Search the records below for the word "лески". Pull out each line that has it.

◇ ◇ ◇

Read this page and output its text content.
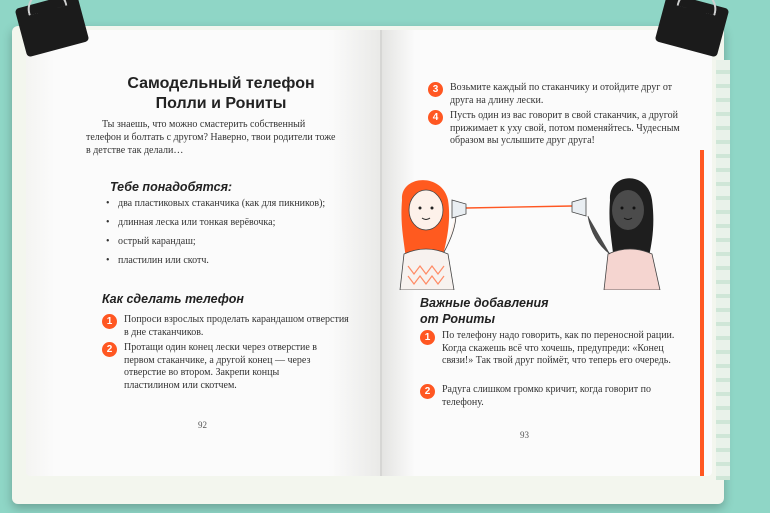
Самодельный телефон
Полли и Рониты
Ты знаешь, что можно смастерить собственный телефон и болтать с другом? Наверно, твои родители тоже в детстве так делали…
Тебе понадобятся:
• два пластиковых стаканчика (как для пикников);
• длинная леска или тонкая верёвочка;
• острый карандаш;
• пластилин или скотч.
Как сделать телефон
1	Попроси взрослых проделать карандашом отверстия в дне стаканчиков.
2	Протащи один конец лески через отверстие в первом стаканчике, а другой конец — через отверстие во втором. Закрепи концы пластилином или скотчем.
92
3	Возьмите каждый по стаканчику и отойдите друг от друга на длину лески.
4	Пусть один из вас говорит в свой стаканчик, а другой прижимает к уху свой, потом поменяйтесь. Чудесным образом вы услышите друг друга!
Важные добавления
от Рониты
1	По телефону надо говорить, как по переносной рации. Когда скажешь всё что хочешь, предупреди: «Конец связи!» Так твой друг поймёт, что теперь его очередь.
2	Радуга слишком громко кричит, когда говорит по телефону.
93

◇ ◇ ◇

Result ::
2	Протащи один конец лески через отверстие в первом стаканчике, а другой конец — через отверстие во втором. Закрепи концы пластилином или скотчем.
3	Возьмите каждый по стаканчику и отойдите друг от друга на длину лески.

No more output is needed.